# [TASK TO COMPLETE]
Lines containing the string "esecuzione" are to be collected in full.

....................

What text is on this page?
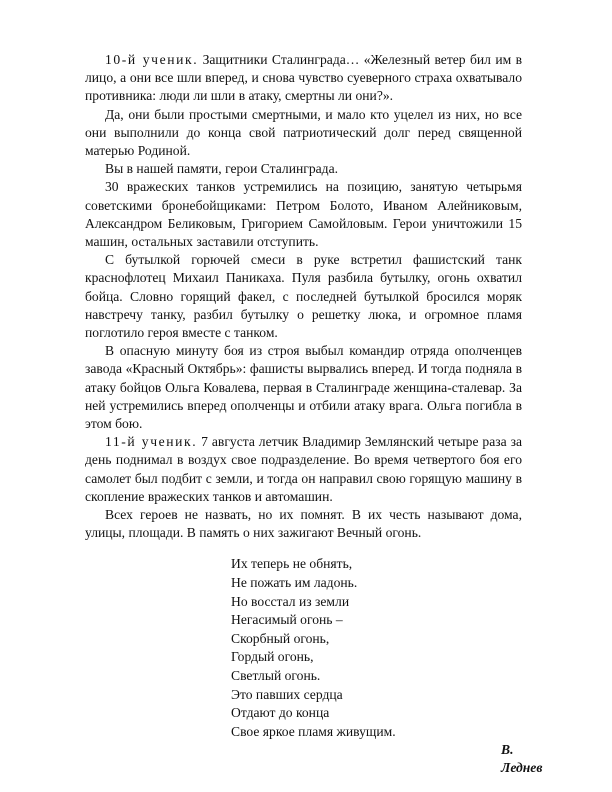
10-й ученик. Защитники Сталинграда… «Железный ветер бил им в лицо, а они все шли вперед, и снова чувство суеверного страха охватывало противника: люди ли шли в атаку, смертны ли они?».

Да, они были простыми смертными, и мало кто уцелел из них, но все они выполнили до конца свой патриотический долг перед священной матерью Родиной.

Вы в нашей памяти, герои Сталинграда.

30 вражеских танков устремились на позицию, занятую четырьмя советскими бронебойщиками: Петром Болото, Иваном Алейниковым, Александром Беликовым, Григорием Самойловым. Герои уничтожили 15 машин, остальных заставили отступить.

С бутылкой горючей смеси в руке встретил фашистский танк краснофлотец Михаил Паникаха. Пуля разбила бутылку, огонь охватил бойца. Словно горящий факел, с последней бутылкой бросился моряк навстречу танку, разбил бутылку о решетку люка, и огромное пламя поглотило героя вместе с танком.

В опасную минуту боя из строя выбыл командир отряда ополченцев завода «Красный Октябрь»: фашисты вырвались вперед. И тогда подняла в атаку бойцов Ольга Ковалева, первая в Сталинграде женщина-сталевар. За ней устремились вперед ополченцы и отбили атаку врага. Ольга погибла в этом бою.

11-й ученик. 7 августа летчик Владимир Землянский четыре раза за день поднимал в воздух свое подразделение. Во время четвертого боя его самолет был подбит с земли, и тогда он направил свою горящую машину в скопление вражеских танков и автомашин.

Всех героев не назвать, но их помнят. В их честь называют дома, улицы, площади. В память о них зажигают Вечный огонь.

Их теперь не обнять,
Не пожать им ладонь.
Но восстал из земли
Негасимый огонь –
Скорбный огонь,
Гордый огонь,
Светлый огонь.
Это павших сердца
Отдают до конца
Свое яркое пламя живущим.
В. Леднев
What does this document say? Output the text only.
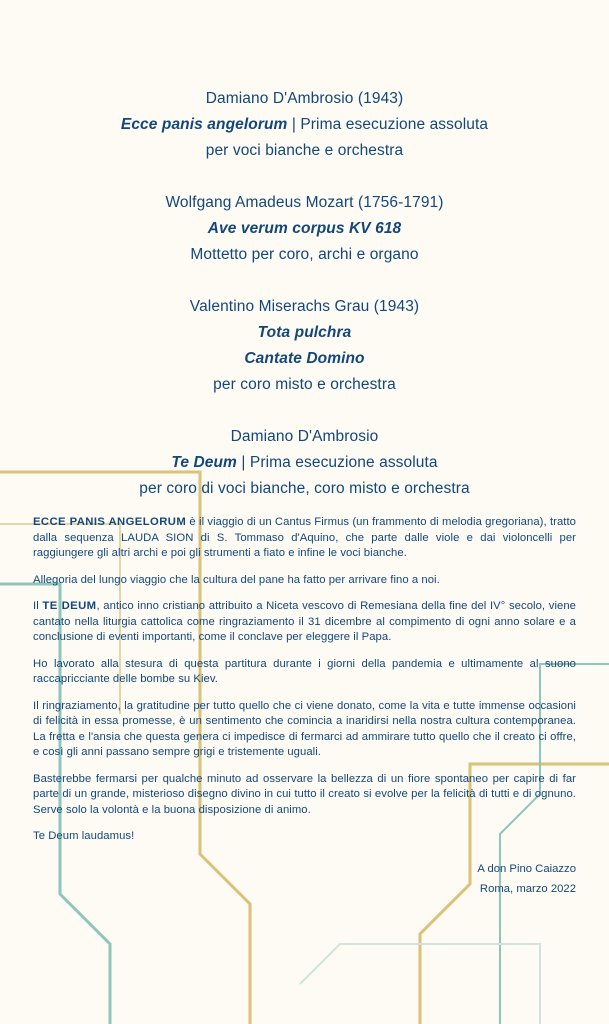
Damiano D'Ambrosio (1943)
Ecce panis angelorum | Prima esecuzione assoluta
per voci bianche e orchestra
Wolfgang Amadeus Mozart (1756-1791)
Ave verum corpus KV 618
Mottetto per coro, archi e organo
Valentino Miserachs Grau (1943)
Tota pulchra
Cantate Domino
per coro misto e orchestra
Damiano D'Ambrosio
Te Deum | Prima esecuzione assoluta
per coro di voci bianche, coro misto e orchestra

ECCE PANIS ANGELORUM è il viaggio di un Cantus Firmus (un frammento di melodia gregoriana), tratto dalla sequenza LAUDA SION di S. Tommaso d'Aquino, che parte dalle viole e dai violoncelli per raggiungere gli altri archi e poi gli strumenti a fiato e infine le voci bianche.

Allegoria del lungo viaggio che la cultura del pane ha fatto per arrivare fino a noi.

Il TE DEUM, antico inno cristiano attribuito a Niceta vescovo di Remesiana della fine del IV° secolo, viene cantato nella liturgia cattolica come ringraziamento il 31 dicembre al compimento di ogni anno solare e a conclusione di eventi importanti, come il conclave per eleggere il Papa.

Ho lavorato alla stesura di questa partitura durante i giorni della pandemia e ultimamente al suono raccapricciante delle bombe su Kiev.

Il ringraziamento, la gratitudine per tutto quello che ci viene donato, come la vita e tutte immense occasioni di felicità in essa promesse, è un sentimento che comincia a inaridirsi nella nostra cultura contemporanea. La fretta e l'ansia che questa genera ci impedisce di fermarci ad ammirare tutto quello che il creato ci offre, e così gli anni passano sempre grigi e tristemente uguali.

Basterebbe fermarsi per qualche minuto ad osservare la bellezza di un fiore spontaneo per capire di far parte di un grande, misterioso disegno divino in cui tutto il creato si evolve per la felicità di tutti e di ognuno. Serve solo la volontà e la buona disposizione di animo.

Te Deum laudamus!

A don Pino Caiazzo
Roma, marzo 2022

....................

# [EXERCISE RESULT]
Ecce panis angelorum | Prima esecuzione assoluta
Te Deum | Prima esecuzione assoluta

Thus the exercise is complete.